** Start of DATA EXCERPTS **

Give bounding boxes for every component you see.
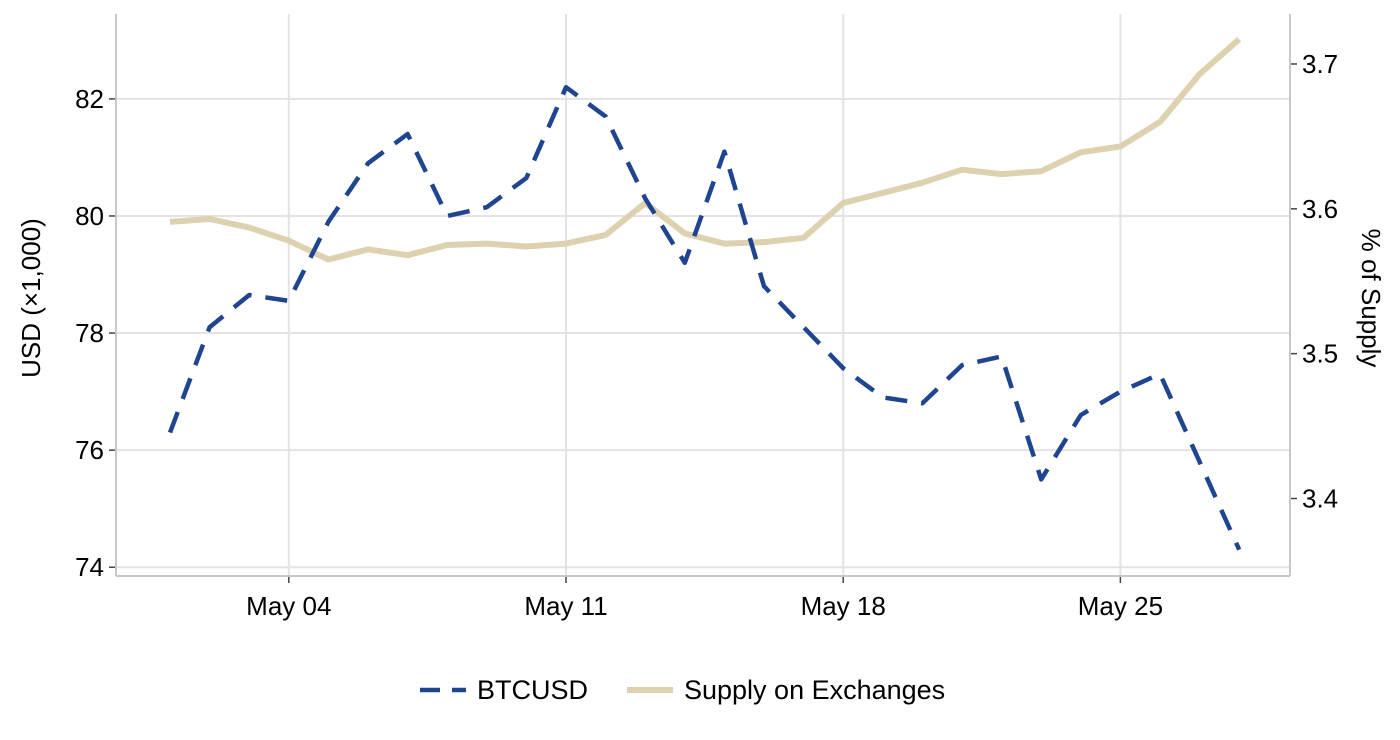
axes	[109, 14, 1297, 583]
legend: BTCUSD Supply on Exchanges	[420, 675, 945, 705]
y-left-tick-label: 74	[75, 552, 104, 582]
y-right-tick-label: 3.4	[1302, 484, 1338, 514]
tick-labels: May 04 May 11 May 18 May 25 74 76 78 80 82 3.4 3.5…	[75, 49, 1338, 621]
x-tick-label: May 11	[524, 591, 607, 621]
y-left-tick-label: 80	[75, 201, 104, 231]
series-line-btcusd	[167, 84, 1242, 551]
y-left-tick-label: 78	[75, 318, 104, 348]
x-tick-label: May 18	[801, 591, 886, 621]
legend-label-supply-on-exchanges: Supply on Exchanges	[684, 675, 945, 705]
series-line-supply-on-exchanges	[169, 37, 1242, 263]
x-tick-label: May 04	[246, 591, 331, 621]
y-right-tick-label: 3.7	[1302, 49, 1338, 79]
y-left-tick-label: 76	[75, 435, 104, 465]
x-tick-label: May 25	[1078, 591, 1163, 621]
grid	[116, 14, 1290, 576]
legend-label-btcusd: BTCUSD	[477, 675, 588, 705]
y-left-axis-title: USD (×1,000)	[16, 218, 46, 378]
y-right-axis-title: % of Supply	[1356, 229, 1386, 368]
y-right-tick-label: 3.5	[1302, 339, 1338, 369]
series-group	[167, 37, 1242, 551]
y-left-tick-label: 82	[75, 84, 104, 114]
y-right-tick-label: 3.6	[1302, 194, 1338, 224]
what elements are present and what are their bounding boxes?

** End of DATA EXCERPTS **

Transcribe every row above character for character, omitting the picture.

**TASK ANSWER:**
Give bounding boxes for every component you see.
axes	[109, 14, 1297, 583]
legend: BTCUSD Supply on Exchanges	[420, 675, 945, 705]
y-left-tick-label: 74	[75, 552, 104, 582]
y-right-tick-label: 3.4	[1302, 484, 1338, 514]
tick-labels: May 04 May 11 May 18 May 25 74 76 78 80 82 3.4 3.5…	[75, 49, 1338, 621]
x-tick-label: May 11	[524, 591, 607, 621]
y-left-tick-label: 80	[75, 201, 104, 231]
series-line-btcusd	[167, 84, 1242, 551]
y-left-tick-label: 78	[75, 318, 104, 348]
x-tick-label: May 18	[801, 591, 886, 621]
legend-label-supply-on-exchanges: Supply on Exchanges	[684, 675, 945, 705]
series-line-supply-on-exchanges	[169, 37, 1242, 263]
x-tick-label: May 04	[246, 591, 331, 621]
y-right-tick-label: 3.7	[1302, 49, 1338, 79]
y-left-tick-label: 76	[75, 435, 104, 465]
x-tick-label: May 25	[1078, 591, 1163, 621]
grid	[116, 14, 1290, 576]
legend-label-btcusd: BTCUSD	[477, 675, 588, 705]
y-left-axis-title: USD (×1,000)	[16, 218, 46, 378]
y-right-axis-title: % of Supply	[1356, 229, 1386, 368]
y-right-tick-label: 3.5	[1302, 339, 1338, 369]
series-group	[167, 37, 1242, 551]
y-left-tick-label: 82	[75, 84, 104, 114]
y-right-tick-label: 3.6	[1302, 194, 1338, 224]
what elements are present and what are their bounding boxes?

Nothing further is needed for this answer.